- **EXERCISE DETAILS**: Output the full material exactly as it appears here.

(Records from a collection of figures)
============

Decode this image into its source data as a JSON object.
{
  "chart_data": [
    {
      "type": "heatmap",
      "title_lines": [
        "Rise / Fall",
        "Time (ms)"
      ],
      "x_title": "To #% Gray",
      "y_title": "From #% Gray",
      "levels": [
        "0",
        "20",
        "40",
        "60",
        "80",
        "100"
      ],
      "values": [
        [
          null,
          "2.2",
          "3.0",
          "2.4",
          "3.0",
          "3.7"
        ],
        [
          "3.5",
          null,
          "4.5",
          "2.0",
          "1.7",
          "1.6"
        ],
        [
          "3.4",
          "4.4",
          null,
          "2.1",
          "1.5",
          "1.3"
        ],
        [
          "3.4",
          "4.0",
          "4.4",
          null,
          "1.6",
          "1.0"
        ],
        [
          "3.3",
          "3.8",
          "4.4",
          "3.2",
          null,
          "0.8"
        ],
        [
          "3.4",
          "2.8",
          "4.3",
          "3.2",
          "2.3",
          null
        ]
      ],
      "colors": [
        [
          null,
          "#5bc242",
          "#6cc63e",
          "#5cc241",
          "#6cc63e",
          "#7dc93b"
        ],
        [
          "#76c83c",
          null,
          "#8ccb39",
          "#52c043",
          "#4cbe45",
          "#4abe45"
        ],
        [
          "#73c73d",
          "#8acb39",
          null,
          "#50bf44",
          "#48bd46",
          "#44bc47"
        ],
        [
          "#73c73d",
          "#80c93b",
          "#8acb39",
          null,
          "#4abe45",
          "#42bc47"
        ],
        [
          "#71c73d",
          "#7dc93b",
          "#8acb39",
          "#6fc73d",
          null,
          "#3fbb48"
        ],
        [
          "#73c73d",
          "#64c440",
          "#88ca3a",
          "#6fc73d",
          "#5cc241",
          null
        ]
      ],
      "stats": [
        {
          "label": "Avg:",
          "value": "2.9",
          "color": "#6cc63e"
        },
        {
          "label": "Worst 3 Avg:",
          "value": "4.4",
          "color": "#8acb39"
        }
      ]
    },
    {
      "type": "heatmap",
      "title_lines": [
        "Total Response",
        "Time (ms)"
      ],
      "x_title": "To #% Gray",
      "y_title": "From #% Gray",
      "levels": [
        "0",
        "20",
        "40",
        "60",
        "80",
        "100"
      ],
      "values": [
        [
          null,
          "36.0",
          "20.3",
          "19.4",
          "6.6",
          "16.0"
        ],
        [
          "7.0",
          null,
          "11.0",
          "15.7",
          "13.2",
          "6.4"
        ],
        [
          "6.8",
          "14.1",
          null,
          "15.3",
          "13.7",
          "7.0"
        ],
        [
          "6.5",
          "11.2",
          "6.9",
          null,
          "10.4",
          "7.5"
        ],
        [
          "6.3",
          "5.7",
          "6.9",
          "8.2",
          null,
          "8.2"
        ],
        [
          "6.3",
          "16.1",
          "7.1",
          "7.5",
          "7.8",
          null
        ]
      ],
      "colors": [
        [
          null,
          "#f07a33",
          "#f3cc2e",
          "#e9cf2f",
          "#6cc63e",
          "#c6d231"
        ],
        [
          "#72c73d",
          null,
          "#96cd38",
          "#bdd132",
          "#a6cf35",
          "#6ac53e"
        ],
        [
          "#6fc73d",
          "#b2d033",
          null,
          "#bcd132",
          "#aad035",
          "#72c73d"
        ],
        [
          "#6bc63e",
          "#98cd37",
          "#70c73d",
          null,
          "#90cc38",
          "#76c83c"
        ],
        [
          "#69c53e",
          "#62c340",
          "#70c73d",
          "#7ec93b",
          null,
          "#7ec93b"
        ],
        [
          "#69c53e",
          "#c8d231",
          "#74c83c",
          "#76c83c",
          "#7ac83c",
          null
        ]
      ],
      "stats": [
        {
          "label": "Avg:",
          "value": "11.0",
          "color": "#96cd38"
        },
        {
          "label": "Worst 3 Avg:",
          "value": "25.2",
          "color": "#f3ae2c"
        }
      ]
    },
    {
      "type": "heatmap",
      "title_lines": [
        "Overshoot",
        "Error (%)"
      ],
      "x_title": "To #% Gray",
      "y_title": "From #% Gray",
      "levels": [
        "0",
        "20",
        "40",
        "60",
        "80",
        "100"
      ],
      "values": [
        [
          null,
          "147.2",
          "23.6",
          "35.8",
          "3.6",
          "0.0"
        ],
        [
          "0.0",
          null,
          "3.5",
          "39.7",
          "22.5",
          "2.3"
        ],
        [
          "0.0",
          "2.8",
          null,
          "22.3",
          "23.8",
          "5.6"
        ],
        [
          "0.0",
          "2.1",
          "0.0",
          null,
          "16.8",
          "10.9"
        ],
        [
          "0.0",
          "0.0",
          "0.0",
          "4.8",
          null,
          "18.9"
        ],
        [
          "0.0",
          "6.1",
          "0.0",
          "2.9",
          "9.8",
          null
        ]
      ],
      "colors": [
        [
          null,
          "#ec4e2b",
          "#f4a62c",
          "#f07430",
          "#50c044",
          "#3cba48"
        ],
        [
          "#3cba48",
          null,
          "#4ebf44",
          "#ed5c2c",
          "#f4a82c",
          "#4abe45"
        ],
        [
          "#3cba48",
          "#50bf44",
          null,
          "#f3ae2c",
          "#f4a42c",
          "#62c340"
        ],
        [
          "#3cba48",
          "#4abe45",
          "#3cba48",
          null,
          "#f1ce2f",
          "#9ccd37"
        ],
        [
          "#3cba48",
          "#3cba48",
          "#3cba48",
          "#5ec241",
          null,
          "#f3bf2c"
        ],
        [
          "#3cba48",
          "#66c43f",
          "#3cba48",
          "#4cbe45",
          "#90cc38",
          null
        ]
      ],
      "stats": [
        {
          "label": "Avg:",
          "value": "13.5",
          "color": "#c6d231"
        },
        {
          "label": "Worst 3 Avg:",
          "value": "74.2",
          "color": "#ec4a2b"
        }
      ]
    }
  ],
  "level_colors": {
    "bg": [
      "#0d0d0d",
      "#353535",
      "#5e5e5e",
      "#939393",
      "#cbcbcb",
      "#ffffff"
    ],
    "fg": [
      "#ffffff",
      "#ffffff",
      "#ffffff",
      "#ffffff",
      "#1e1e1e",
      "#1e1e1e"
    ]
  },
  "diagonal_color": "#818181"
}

============

- **THE RESPONSE**:
Decode this image into its source data as a JSON object.
{
  "chart_data": [
    {
      "type": "heatmap",
      "title_lines": [
        "Rise / Fall",
        "Time (ms)"
      ],
      "x_title": "To #% Gray",
      "y_title": "From #% Gray",
      "levels": [
        "0",
        "20",
        "40",
        "60",
        "80",
        "100"
      ],
      "values": [
        [
          null,
          "2.2",
          "3.0",
          "2.4",
          "3.0",
          "3.7"
        ],
        [
          "3.5",
          null,
          "4.5",
          "2.0",
          "1.7",
          "1.6"
        ],
        [
          "3.4",
          "4.4",
          null,
          "2.1",
          "1.5",
          "1.3"
        ],
        [
          "3.4",
          "4.0",
          "4.4",
          null,
          "1.6",
          "1.0"
        ],
        [
          "3.3",
          "3.8",
          "4.4",
          "3.2",
          null,
          "0.8"
        ],
        [
          "3.4",
          "2.8",
          "4.3",
          "3.2",
          "2.3",
          null
        ]
      ],
      "colors": [
        [
          null,
          "#5bc242",
          "#6cc63e",
          "#5cc241",
          "#6cc63e",
          "#7dc93b"
        ],
        [
          "#76c83c",
          null,
          "#8ccb39",
          "#52c043",
          "#4cbe45",
          "#4abe45"
        ],
        [
          "#73c73d",
          "#8acb39",
          null,
          "#50bf44",
          "#48bd46",
          "#44bc47"
        ],
        [
          "#73c73d",
          "#80c93b",
          "#8acb39",
          null,
          "#4abe45",
          "#42bc47"
        ],
        [
          "#71c73d",
          "#7dc93b",
          "#8acb39",
          "#6fc73d",
          null,
          "#3fbb48"
        ],
        [
          "#73c73d",
          "#64c440",
          "#88ca3a",
          "#6fc73d",
          "#5cc241",
          null
        ]
      ],
      "stats": [
        {
          "label": "Avg:",
          "value": "2.9",
          "color": "#6cc63e"
        },
        {
          "label": "Worst 3 Avg:",
          "value": "4.4",
          "color": "#8acb39"
        }
      ]
    },
    {
      "type": "heatmap",
      "title_lines": [
        "Total Response",
        "Time (ms)"
      ],
      "x_title": "To #% Gray",
      "y_title": "From #% Gray",
      "levels": [
        "0",
        "20",
        "40",
        "60",
        "80",
        "100"
      ],
      "values": [
        [
          null,
          "36.0",
          "20.3",
          "19.4",
          "6.6",
          "16.0"
        ],
        [
          "7.0",
          null,
          "11.0",
          "15.7",
          "13.2",
          "6.4"
        ],
        [
          "6.8",
          "14.1",
          null,
          "15.3",
          "13.7",
          "7.0"
        ],
        [
          "6.5",
          "11.2",
          "6.9",
          null,
          "10.4",
          "7.5"
        ],
        [
          "6.3",
          "5.7",
          "6.9",
          "8.2",
          null,
          "8.2"
        ],
        [
          "6.3",
          "16.1",
          "7.1",
          "7.5",
          "7.8",
          null
        ]
      ],
      "colors": [
        [
          null,
          "#f07a33",
          "#f3cc2e",
          "#e9cf2f",
          "#6cc63e",
          "#c6d231"
        ],
        [
          "#72c73d",
          null,
          "#96cd38",
          "#bdd132",
          "#a6cf35",
          "#6ac53e"
        ],
        [
          "#6fc73d",
          "#b2d033",
          null,
          "#bcd132",
          "#aad035",
          "#72c73d"
        ],
        [
          "#6bc63e",
          "#98cd37",
          "#70c73d",
          null,
          "#90cc38",
          "#76c83c"
        ],
        [
          "#69c53e",
          "#62c340",
          "#70c73d",
          "#7ec93b",
          null,
          "#7ec93b"
        ],
        [
          "#69c53e",
          "#c8d231",
          "#74c83c",
          "#76c83c",
          "#7ac83c",
          null
        ]
      ],
      "stats": [
        {
          "label": "Avg:",
          "value": "11.0",
          "color": "#96cd38"
        },
        {
          "label": "Worst 3 Avg:",
          "value": "25.2",
          "color": "#f3ae2c"
        }
      ]
    },
    {
      "type": "heatmap",
      "title_lines": [
        "Overshoot",
        "Error (%)"
      ],
      "x_title": "To #% Gray",
      "y_title": "From #% Gray",
      "levels": [
        "0",
        "20",
        "40",
        "60",
        "80",
        "100"
      ],
      "values": [
        [
          null,
          "147.2",
          "23.6",
          "35.8",
          "3.6",
          "0.0"
        ],
        [
          "0.0",
          null,
          "3.5",
          "39.7",
          "22.5",
          "2.3"
        ],
        [
          "0.0",
          "2.8",
          null,
          "22.3",
          "23.8",
          "5.6"
        ],
        [
          "0.0",
          "2.1",
          "0.0",
          null,
          "16.8",
          "10.9"
        ],
        [
          "0.0",
          "0.0",
          "0.0",
          "4.8",
          null,
          "18.9"
        ],
        [
          "0.0",
          "6.1",
          "0.0",
          "2.9",
          "9.8",
          null
        ]
      ],
      "colors": [
        [
          null,
          "#ec4e2b",
          "#f4a62c",
          "#f07430",
          "#50c044",
          "#3cba48"
        ],
        [
          "#3cba48",
          null,
          "#4ebf44",
          "#ed5c2c",
          "#f4a82c",
          "#4abe45"
        ],
        [
          "#3cba48",
          "#50bf44",
          null,
          "#f3ae2c",
          "#f4a42c",
          "#62c340"
        ],
        [
          "#3cba48",
          "#4abe45",
          "#3cba48",
          null,
          "#f1ce2f",
          "#9ccd37"
        ],
        [
          "#3cba48",
          "#3cba48",
          "#3cba48",
          "#5ec241",
          null,
          "#f3bf2c"
        ],
        [
          "#3cba48",
          "#66c43f",
          "#3cba48",
          "#4cbe45",
          "#90cc38",
          null
        ]
      ],
      "stats": [
        {
          "label": "Avg:",
          "value": "13.5",
          "color": "#c6d231"
        },
        {
          "label": "Worst 3 Avg:",
          "value": "74.2",
          "color": "#ec4a2b"
        }
      ]
    }
  ],
  "level_colors": {
    "bg": [
      "#0d0d0d",
      "#353535",
      "#5e5e5e",
      "#939393",
      "#cbcbcb",
      "#ffffff"
    ],
    "fg": [
      "#ffffff",
      "#ffffff",
      "#ffffff",
      "#ffffff",
      "#1e1e1e",
      "#1e1e1e"
    ]
  },
  "diagonal_color": "#818181"
}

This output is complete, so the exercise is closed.